* _Task brief_:
Reproduce the data exactly.

* _Dataset entries_:
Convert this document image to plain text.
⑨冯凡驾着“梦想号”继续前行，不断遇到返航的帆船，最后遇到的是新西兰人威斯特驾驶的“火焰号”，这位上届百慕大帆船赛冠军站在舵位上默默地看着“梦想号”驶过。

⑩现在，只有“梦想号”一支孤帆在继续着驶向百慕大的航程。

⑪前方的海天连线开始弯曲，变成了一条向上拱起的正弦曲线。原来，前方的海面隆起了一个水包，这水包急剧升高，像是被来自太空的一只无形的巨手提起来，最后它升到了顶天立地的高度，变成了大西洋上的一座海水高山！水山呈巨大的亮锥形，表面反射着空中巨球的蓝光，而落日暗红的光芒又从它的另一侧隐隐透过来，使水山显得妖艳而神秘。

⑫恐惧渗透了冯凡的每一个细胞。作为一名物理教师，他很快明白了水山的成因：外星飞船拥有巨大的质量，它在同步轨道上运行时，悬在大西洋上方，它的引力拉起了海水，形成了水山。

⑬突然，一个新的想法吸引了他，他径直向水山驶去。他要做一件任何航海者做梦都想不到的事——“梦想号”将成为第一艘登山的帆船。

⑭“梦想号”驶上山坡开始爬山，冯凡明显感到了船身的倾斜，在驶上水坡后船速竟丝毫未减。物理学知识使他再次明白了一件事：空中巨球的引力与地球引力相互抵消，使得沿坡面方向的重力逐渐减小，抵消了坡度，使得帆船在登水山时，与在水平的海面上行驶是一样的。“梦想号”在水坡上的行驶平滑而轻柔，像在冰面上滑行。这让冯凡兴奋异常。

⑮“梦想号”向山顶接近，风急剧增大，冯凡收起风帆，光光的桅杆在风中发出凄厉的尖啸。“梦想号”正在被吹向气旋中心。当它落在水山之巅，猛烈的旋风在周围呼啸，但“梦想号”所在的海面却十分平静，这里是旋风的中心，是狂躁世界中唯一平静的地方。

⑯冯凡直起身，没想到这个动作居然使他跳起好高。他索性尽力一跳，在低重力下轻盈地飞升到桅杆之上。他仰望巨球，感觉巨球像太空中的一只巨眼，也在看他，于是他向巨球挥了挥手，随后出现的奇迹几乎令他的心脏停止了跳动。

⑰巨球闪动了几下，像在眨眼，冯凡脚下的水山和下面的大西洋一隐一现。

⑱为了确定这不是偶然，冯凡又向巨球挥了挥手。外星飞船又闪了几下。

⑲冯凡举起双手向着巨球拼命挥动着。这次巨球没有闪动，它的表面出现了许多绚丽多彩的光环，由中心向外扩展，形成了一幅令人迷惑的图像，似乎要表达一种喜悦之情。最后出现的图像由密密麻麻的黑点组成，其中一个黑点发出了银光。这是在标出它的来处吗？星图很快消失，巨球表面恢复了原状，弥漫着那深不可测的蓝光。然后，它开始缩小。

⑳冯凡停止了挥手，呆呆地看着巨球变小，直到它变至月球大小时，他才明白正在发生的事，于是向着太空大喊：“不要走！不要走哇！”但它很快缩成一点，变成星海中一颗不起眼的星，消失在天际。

* _Reply to the exercise_:
Convert this document image to plain text.
⑨冯凡驾着“梦想号”继续前行，不断遇到返航的帆船，最后遇到的是新西兰人威斯特驾驶的“火焰号”，这位上届百慕大帆船赛冠军站在舵位上默默地看着“梦想号”驶过。

⑩现在，只有“梦想号”一支孤帆在继续着驶向百慕大的航程。

⑪前方的海天连线开始弯曲，变成了一条向上拱起的正弦曲线。原来，前方的海面隆起了一个水包，这水包急剧升高，像是被来自太空的一只无形的巨手提起来，最后它升到了顶天立地的高度，变成了大西洋上的一座海水高山！水山呈巨大的亮锥形，表面反射着空中巨球的蓝光，而落日暗红的光芒又从它的另一侧隐隐透过来，使水山显得妖艳而神秘。

⑫恐惧渗透了冯凡的每一个细胞。作为一名物理教师，他很快明白了水山的成因：外星飞船拥有巨大的质量，它在同步轨道上运行时，悬在大西洋上方，它的引力拉起了海水，形成了水山。

⑬突然，一个新的想法吸引了他，他径直向水山驶去。他要做一件任何航海者做梦都想不到的事——“梦想号”将成为第一艘登山的帆船。

⑭“梦想号”驶上山坡开始爬山，冯凡明显感到了船身的倾斜，在驶上水坡后船速竟丝毫未减。物理学知识使他再次明白了一件事：空中巨球的引力与地球引力相互抵消，使得沿坡面方向的重力逐渐减小，抵消了坡度，使得帆船在登水山时，与在水平的海面上行驶是一样的。“梦想号”在水坡上的行驶平滑而轻柔，像在冰面上滑行。这让冯凡兴奋异常。

⑮“梦想号”向山顶接近，风急剧增大，冯凡收起风帆，光光的桅杆在风中发出凄厉的尖啸。“梦想号”正在被吹向气旋中心。当它落在水山之巅，猛烈的旋风在周围呼啸，但“梦想号”所在的海面却十分平静，这里是旋风的中心，是狂躁世界中唯一平静的地方。

⑯冯凡直起身，没想到这个动作居然使他跳起好高。他索性尽力一跳，在低重力下轻盈地飞升到桅杆之上。他仰望巨球，感觉巨球像太空中的一只巨眼，也在看他，于是他向巨球挥了挥手，随后出现的奇迹几乎令他的心脏停止了跳动。

⑰巨球闪动了几下，像在眨眼，冯凡脚下的水山和下面的大西洋一隐一现。

⑱为了确定这不是偶然，冯凡又向巨球挥了挥手。外星飞船又闪了几下。

⑲冯凡举起双手向着巨球拼命挥动着。这次巨球没有闪动，它的表面出现了许多绚丽多彩的光环，由中心向外扩展，形成了一幅令人迷惑的图像，似乎要表达一种喜悦之情。最后出现的图像由密密麻麻的黑点组成，其中一个黑点发出了银光。这是在标出它的来处吗？星图很快消失，巨球表面恢复了原状，弥漫着那深不可测的蓝光。然后，它开始缩小。

⑳冯凡停止了挥手，呆呆地看着巨球变小，直到它变至月球大小时，他才明白正在发生的事，于是向着太空大喊：“不要走！不要走哇！”但它很快缩成一点，变成星海中一颗不起眼的星，消失在天际。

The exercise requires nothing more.